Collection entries
○ ○ ○
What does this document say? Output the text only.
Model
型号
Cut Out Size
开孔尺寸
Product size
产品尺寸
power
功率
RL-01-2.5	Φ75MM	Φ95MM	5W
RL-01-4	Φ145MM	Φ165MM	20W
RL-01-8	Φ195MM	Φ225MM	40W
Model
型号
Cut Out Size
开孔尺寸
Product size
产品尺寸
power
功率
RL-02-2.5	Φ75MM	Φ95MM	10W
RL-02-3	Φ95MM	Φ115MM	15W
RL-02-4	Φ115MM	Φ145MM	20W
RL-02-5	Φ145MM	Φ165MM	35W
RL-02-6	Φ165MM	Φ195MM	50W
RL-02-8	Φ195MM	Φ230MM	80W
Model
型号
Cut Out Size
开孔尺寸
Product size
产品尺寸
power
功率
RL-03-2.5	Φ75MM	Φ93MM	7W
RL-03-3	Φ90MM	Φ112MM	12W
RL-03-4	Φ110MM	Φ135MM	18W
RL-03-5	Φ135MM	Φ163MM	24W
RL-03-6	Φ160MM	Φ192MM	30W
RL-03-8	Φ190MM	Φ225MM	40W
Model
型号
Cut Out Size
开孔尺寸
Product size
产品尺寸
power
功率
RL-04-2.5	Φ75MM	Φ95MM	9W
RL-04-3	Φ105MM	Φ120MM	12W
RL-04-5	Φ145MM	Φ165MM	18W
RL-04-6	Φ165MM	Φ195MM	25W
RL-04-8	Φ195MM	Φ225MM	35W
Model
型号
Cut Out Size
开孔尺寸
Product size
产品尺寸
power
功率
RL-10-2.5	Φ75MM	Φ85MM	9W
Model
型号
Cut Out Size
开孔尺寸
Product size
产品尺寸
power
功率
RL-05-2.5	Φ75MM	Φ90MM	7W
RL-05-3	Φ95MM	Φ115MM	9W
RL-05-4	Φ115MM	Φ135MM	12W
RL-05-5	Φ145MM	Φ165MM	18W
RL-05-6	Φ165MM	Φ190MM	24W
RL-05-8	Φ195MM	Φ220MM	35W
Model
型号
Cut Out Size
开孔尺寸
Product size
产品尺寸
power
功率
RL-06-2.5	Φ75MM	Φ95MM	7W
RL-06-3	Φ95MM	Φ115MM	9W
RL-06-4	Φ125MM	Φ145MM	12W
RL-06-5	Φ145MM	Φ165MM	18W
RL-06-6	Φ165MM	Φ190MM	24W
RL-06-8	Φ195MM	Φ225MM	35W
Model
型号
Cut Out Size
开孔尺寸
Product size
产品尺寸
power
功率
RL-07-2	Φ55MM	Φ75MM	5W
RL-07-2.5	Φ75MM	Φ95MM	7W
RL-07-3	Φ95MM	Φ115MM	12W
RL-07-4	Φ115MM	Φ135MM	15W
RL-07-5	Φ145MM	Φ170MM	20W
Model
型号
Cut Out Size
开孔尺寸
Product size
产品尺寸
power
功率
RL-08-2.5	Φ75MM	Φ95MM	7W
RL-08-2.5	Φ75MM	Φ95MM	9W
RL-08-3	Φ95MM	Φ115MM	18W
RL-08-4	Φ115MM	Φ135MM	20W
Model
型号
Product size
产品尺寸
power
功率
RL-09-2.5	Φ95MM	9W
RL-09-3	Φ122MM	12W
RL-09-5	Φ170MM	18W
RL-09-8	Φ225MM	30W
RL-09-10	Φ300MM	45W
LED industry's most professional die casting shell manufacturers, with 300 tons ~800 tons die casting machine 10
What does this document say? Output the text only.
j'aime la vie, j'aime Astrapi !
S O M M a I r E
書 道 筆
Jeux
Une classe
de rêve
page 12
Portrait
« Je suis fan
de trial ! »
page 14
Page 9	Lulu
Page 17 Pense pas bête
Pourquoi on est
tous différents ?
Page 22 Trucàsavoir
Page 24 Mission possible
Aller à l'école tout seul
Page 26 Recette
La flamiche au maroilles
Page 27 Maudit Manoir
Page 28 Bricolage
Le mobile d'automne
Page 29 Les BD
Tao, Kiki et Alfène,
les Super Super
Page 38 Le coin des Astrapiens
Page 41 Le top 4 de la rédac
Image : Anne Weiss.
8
○ ○ ○
- [THE TASK]
Print the listing above in full, exactly as it is.

- [THE RESPONSE]
What does this document say? Output the text only.
Model
型号
Cut Out Size
开孔尺寸
Product size
产品尺寸
power
功率
RL-01-2.5	Φ75MM	Φ95MM	5W
RL-01-4	Φ145MM	Φ165MM	20W
RL-01-8	Φ195MM	Φ225MM	40W
Model
型号
Cut Out Size
开孔尺寸
Product size
产品尺寸
power
功率
RL-02-2.5	Φ75MM	Φ95MM	10W
RL-02-3	Φ95MM	Φ115MM	15W
RL-02-4	Φ115MM	Φ145MM	20W
RL-02-5	Φ145MM	Φ165MM	35W
RL-02-6	Φ165MM	Φ195MM	50W
RL-02-8	Φ195MM	Φ230MM	80W
Model
型号
Cut Out Size
开孔尺寸
Product size
产品尺寸
power
功率
RL-03-2.5	Φ75MM	Φ93MM	7W
RL-03-3	Φ90MM	Φ112MM	12W
RL-03-4	Φ110MM	Φ135MM	18W
RL-03-5	Φ135MM	Φ163MM	24W
RL-03-6	Φ160MM	Φ192MM	30W
RL-03-8	Φ190MM	Φ225MM	40W
Model
型号
Cut Out Size
开孔尺寸
Product size
产品尺寸
power
功率
RL-04-2.5	Φ75MM	Φ95MM	9W
RL-04-3	Φ105MM	Φ120MM	12W
RL-04-5	Φ145MM	Φ165MM	18W
RL-04-6	Φ165MM	Φ195MM	25W
RL-04-8	Φ195MM	Φ225MM	35W
Model
型号
Cut Out Size
开孔尺寸
Product size
产品尺寸
power
功率
RL-10-2.5	Φ75MM	Φ85MM	9W
Model
型号
Cut Out Size
开孔尺寸
Product size
产品尺寸
power
功率
RL-05-2.5	Φ75MM	Φ90MM	7W
RL-05-3	Φ95MM	Φ115MM	9W
RL-05-4	Φ115MM	Φ135MM	12W
RL-05-5	Φ145MM	Φ165MM	18W
RL-05-6	Φ165MM	Φ190MM	24W
RL-05-8	Φ195MM	Φ220MM	35W
Model
型号
Cut Out Size
开孔尺寸
Product size
产品尺寸
power
功率
RL-06-2.5	Φ75MM	Φ95MM	7W
RL-06-3	Φ95MM	Φ115MM	9W
RL-06-4	Φ125MM	Φ145MM	12W
RL-06-5	Φ145MM	Φ165MM	18W
RL-06-6	Φ165MM	Φ190MM	24W
RL-06-8	Φ195MM	Φ225MM	35W
Model
型号
Cut Out Size
开孔尺寸
Product size
产品尺寸
power
功率
RL-07-2	Φ55MM	Φ75MM	5W
RL-07-2.5	Φ75MM	Φ95MM	7W
RL-07-3	Φ95MM	Φ115MM	12W
RL-07-4	Φ115MM	Φ135MM	15W
RL-07-5	Φ145MM	Φ170MM	20W
Model
型号
Cut Out Size
开孔尺寸
Product size
产品尺寸
power
功率
RL-08-2.5	Φ75MM	Φ95MM	7W
RL-08-2.5	Φ75MM	Φ95MM	9W
RL-08-3	Φ95MM	Φ115MM	18W
RL-08-4	Φ115MM	Φ135MM	20W
Model
型号
Product size
产品尺寸
power
功率
RL-09-2.5	Φ95MM	9W
RL-09-3	Φ122MM	12W
RL-09-5	Φ170MM	18W
RL-09-8	Φ225MM	30W
RL-09-10	Φ300MM	45W
LED industry's most professional die casting shell manufacturers, with 300 tons ~800 tons die casting machine 10
What does this document say? Output the text only.
j'aime la vie, j'aime Astrapi !
S O M M a I r E
書 道 筆
Jeux
Une classe
de rêve
page 12
Portrait
« Je suis fan
de trial ! »
page 14
Page 9	Lulu
Page 17 Pense pas bête
Pourquoi on est
tous différents ?
Page 22 Trucàsavoir
Page 24 Mission possible
Aller à l'école tout seul
Page 26 Recette
La flamiche au maroilles
Page 27 Maudit Manoir
Page 28 Bricolage
Le mobile d'automne
Page 29 Les BD
Tao, Kiki et Alfène,
les Super Super
Page 38 Le coin des Astrapiens
Page 41 Le top 4 de la rédac
Image : Anne Weiss.
8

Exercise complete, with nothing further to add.